__EXERCISE DESCRIPTION__. Give every entry again, word for word.

Collected data:
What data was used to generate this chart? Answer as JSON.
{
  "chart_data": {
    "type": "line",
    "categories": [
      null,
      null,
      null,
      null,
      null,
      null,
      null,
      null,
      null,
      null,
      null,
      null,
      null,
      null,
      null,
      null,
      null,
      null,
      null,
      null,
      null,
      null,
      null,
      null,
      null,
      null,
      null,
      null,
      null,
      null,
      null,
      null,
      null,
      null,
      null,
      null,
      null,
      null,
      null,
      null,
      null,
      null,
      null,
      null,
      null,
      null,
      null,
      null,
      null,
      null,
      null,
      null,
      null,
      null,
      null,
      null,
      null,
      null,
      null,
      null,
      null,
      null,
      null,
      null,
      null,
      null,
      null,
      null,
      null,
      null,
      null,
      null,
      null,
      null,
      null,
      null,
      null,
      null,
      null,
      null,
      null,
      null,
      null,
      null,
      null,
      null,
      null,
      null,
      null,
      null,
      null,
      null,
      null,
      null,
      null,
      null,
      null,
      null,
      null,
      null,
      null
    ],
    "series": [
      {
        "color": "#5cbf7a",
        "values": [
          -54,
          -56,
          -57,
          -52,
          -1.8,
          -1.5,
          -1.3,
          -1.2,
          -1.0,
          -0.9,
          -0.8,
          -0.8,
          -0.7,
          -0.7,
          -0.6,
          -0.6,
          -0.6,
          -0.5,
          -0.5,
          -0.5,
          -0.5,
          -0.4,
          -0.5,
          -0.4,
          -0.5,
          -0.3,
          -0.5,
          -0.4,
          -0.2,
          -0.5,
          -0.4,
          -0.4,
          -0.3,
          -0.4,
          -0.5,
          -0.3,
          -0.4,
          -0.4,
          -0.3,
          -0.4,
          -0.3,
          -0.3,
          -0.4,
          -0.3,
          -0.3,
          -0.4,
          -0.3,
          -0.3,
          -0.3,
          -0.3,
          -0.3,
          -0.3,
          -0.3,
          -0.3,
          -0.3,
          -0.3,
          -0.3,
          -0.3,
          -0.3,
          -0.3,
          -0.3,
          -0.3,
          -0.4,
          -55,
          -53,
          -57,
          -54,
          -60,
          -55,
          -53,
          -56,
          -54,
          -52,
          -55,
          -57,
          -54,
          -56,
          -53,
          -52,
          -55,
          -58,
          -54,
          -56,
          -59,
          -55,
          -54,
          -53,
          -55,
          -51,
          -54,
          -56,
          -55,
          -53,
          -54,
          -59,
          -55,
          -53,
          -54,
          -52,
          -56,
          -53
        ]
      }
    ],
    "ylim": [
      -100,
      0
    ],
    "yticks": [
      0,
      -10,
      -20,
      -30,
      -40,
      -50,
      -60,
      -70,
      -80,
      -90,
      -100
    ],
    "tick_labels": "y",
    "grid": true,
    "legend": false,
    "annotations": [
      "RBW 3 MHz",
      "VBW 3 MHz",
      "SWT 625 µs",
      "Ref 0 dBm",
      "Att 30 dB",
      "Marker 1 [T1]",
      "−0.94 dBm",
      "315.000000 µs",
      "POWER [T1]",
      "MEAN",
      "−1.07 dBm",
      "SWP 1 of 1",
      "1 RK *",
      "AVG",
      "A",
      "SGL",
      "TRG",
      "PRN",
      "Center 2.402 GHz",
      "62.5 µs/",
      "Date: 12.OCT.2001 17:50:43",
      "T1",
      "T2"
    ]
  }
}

__FINISHED ANSWER__.
What data was used to generate this chart? Answer as JSON.
{
  "chart_data": {
    "type": "line",
    "categories": [
      null,
      null,
      null,
      null,
      null,
      null,
      null,
      null,
      null,
      null,
      null,
      null,
      null,
      null,
      null,
      null,
      null,
      null,
      null,
      null,
      null,
      null,
      null,
      null,
      null,
      null,
      null,
      null,
      null,
      null,
      null,
      null,
      null,
      null,
      null,
      null,
      null,
      null,
      null,
      null,
      null,
      null,
      null,
      null,
      null,
      null,
      null,
      null,
      null,
      null,
      null,
      null,
      null,
      null,
      null,
      null,
      null,
      null,
      null,
      null,
      null,
      null,
      null,
      null,
      null,
      null,
      null,
      null,
      null,
      null,
      null,
      null,
      null,
      null,
      null,
      null,
      null,
      null,
      null,
      null,
      null,
      null,
      null,
      null,
      null,
      null,
      null,
      null,
      null,
      null,
      null,
      null,
      null,
      null,
      null,
      null,
      null,
      null,
      null,
      null,
      null
    ],
    "series": [
      {
        "color": "#5cbf7a",
        "values": [
          -54,
          -56,
          -57,
          -52,
          -1.8,
          -1.5,
          -1.3,
          -1.2,
          -1.0,
          -0.9,
          -0.8,
          -0.8,
          -0.7,
          -0.7,
          -0.6,
          -0.6,
          -0.6,
          -0.5,
          -0.5,
          -0.5,
          -0.5,
          -0.4,
          -0.5,
          -0.4,
          -0.5,
          -0.3,
          -0.5,
          -0.4,
          -0.2,
          -0.5,
          -0.4,
          -0.4,
          -0.3,
          -0.4,
          -0.5,
          -0.3,
          -0.4,
          -0.4,
          -0.3,
          -0.4,
          -0.3,
          -0.3,
          -0.4,
          -0.3,
          -0.3,
          -0.4,
          -0.3,
          -0.3,
          -0.3,
          -0.3,
          -0.3,
          -0.3,
          -0.3,
          -0.3,
          -0.3,
          -0.3,
          -0.3,
          -0.3,
          -0.3,
          -0.3,
          -0.3,
          -0.3,
          -0.4,
          -55,
          -53,
          -57,
          -54,
          -60,
          -55,
          -53,
          -56,
          -54,
          -52,
          -55,
          -57,
          -54,
          -56,
          -53,
          -52,
          -55,
          -58,
          -54,
          -56,
          -59,
          -55,
          -54,
          -53,
          -55,
          -51,
          -54,
          -56,
          -55,
          -53,
          -54,
          -59,
          -55,
          -53,
          -54,
          -52,
          -56,
          -53
        ]
      }
    ],
    "ylim": [
      -100,
      0
    ],
    "yticks": [
      0,
      -10,
      -20,
      -30,
      -40,
      -50,
      -60,
      -70,
      -80,
      -90,
      -100
    ],
    "tick_labels": "y",
    "grid": true,
    "legend": false,
    "annotations": [
      "RBW 3 MHz",
      "VBW 3 MHz",
      "SWT 625 µs",
      "Ref 0 dBm",
      "Att 30 dB",
      "Marker 1 [T1]",
      "−0.94 dBm",
      "315.000000 µs",
      "POWER [T1]",
      "MEAN",
      "−1.07 dBm",
      "SWP 1 of 1",
      "1 RK *",
      "AVG",
      "A",
      "SGL",
      "TRG",
      "PRN",
      "Center 2.402 GHz",
      "62.5 µs/",
      "Date: 12.OCT.2001 17:50:43",
      "T1",
      "T2"
    ]
  }
}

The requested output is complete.